* [AIM OF THE TASK]: Across the data below, how many lines hold "influencers"? Answer with that number and nothing else.
>>>
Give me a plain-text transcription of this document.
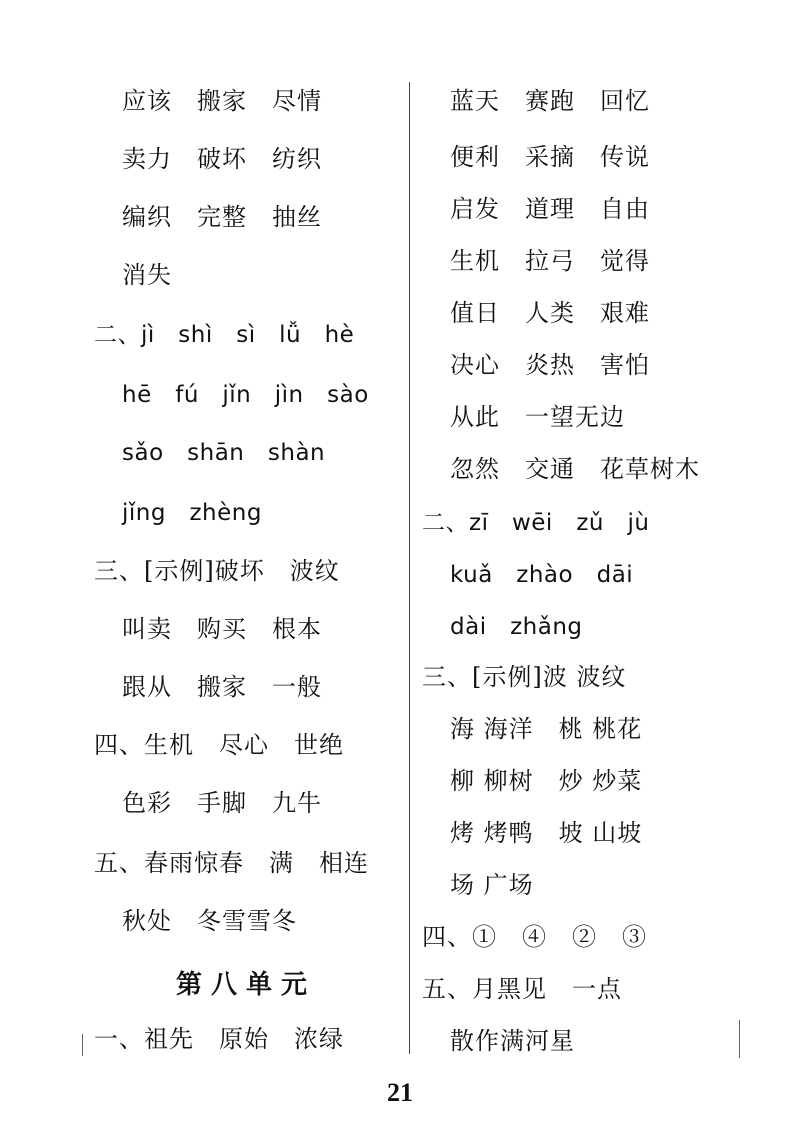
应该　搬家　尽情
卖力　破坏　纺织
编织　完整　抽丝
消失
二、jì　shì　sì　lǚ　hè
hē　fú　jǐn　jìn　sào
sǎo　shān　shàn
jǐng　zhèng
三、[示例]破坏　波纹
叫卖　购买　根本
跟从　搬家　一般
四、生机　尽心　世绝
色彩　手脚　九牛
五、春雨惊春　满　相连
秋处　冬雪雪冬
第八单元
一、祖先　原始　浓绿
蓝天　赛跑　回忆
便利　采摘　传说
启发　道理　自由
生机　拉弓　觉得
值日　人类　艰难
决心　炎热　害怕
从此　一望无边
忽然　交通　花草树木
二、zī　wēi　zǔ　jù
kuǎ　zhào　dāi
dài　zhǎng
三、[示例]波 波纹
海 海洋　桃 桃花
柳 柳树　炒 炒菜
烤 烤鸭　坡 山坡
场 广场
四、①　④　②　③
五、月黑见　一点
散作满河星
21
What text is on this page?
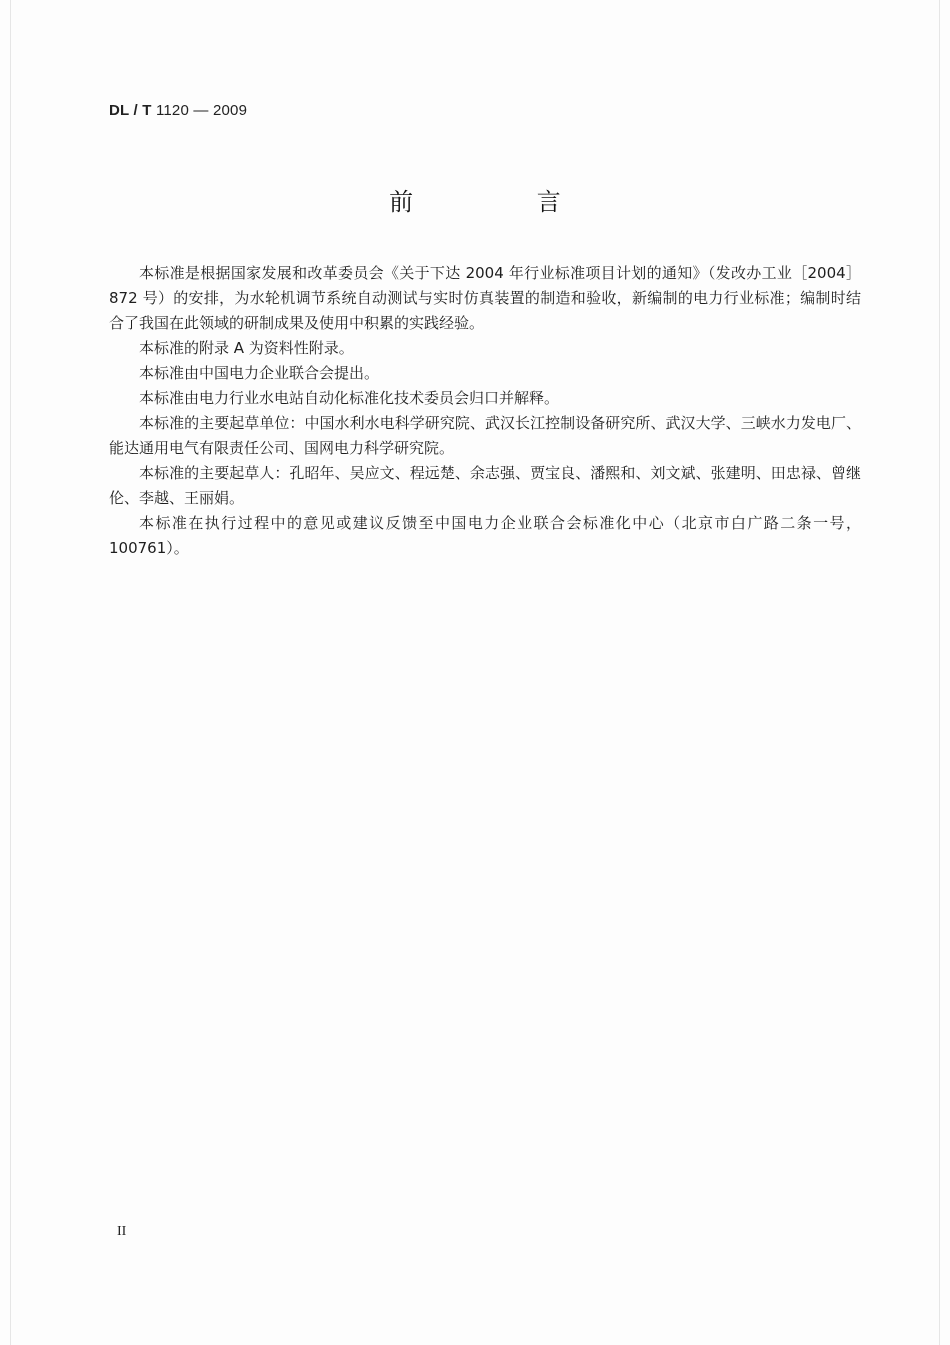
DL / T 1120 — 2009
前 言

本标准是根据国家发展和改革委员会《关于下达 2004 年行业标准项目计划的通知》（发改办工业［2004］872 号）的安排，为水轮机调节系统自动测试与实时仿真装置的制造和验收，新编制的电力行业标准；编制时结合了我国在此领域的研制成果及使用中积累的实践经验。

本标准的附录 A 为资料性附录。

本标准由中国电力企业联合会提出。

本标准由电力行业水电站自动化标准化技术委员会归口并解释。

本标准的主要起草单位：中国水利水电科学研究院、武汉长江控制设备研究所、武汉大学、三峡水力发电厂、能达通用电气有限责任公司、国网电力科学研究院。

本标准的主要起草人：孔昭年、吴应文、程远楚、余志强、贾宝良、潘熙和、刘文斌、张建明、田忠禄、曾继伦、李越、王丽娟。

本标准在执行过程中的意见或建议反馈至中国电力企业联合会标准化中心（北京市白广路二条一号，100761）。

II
<<<
>>>
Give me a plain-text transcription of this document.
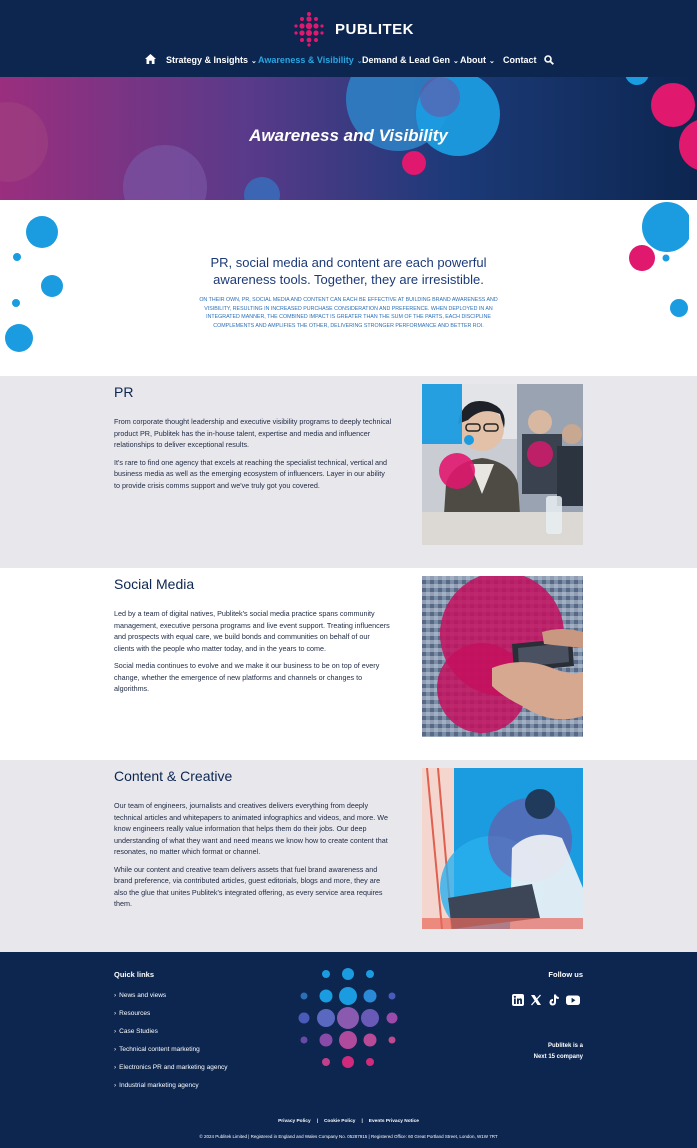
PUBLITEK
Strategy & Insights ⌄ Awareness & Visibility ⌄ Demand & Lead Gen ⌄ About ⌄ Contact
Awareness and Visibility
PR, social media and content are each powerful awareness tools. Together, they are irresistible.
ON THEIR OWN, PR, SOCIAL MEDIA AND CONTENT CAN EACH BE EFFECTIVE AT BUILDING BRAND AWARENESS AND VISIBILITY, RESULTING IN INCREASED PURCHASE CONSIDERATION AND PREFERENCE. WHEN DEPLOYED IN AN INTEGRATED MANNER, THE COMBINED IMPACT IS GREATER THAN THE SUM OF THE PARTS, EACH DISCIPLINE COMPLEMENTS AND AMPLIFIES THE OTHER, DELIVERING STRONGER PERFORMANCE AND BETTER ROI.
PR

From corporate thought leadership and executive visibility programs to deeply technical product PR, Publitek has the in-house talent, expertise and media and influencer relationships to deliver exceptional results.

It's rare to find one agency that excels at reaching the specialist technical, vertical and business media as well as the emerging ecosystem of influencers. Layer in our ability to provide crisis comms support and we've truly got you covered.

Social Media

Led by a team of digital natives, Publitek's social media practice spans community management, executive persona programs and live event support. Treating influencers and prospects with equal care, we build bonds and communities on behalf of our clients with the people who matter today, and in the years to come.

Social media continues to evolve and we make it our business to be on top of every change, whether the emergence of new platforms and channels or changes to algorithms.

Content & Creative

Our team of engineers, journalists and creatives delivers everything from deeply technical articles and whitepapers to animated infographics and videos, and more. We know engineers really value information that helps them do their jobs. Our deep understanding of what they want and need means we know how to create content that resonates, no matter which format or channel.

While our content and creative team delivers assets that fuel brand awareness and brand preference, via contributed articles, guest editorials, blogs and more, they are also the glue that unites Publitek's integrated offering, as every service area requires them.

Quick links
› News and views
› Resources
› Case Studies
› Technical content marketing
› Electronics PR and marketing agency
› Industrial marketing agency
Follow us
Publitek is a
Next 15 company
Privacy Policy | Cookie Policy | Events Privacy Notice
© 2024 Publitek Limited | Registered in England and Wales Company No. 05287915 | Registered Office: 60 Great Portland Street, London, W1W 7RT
<<<
* [REPLY TO THE TASK]: 2